What is being asked:
Select, from the material below, each line with "Also" in it.

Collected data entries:
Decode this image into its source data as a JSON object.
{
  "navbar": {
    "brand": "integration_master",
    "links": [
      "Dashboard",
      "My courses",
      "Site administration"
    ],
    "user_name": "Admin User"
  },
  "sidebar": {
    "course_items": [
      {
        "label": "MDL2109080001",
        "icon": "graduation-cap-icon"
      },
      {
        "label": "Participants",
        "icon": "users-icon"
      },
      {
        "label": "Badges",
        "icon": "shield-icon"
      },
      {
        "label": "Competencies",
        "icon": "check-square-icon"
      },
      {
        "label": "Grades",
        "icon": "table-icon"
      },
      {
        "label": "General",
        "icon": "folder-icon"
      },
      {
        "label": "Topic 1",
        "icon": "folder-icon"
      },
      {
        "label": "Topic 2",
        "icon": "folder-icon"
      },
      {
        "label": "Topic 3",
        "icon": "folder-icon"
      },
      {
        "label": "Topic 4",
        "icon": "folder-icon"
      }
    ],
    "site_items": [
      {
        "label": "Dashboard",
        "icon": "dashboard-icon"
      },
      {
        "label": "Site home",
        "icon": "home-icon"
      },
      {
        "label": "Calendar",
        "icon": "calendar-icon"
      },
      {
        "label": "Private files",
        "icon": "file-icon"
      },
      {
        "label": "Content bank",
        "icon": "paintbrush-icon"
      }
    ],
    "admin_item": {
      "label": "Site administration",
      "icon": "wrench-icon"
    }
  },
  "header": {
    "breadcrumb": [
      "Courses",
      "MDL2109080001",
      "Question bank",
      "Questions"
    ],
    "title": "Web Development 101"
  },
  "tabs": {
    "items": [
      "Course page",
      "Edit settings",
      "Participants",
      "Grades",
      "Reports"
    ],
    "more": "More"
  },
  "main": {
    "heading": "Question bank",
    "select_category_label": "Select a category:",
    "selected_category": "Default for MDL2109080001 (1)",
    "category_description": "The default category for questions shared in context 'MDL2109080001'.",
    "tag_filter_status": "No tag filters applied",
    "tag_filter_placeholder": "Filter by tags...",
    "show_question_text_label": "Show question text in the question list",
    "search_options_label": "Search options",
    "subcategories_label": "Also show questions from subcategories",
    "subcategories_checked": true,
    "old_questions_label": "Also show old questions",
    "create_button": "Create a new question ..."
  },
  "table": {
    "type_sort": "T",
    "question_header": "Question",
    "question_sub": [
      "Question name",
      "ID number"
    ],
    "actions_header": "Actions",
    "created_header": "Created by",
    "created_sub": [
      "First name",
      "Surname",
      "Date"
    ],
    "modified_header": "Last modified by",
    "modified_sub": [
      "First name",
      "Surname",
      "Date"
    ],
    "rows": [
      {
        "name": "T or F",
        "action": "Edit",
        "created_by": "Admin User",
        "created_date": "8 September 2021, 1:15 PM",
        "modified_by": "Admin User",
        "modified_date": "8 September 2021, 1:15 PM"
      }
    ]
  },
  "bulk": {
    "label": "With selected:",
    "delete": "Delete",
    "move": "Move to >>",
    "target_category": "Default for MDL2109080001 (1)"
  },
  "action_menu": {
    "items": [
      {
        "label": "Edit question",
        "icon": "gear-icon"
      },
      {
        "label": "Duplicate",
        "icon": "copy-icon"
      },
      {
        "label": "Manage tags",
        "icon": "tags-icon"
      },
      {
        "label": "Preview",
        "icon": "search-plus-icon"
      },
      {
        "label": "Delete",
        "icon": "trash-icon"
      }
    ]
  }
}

Exercise solution:
    "subcategories_label": "Also show questions from subcategories",
    "old_questions_label": "Also show old questions",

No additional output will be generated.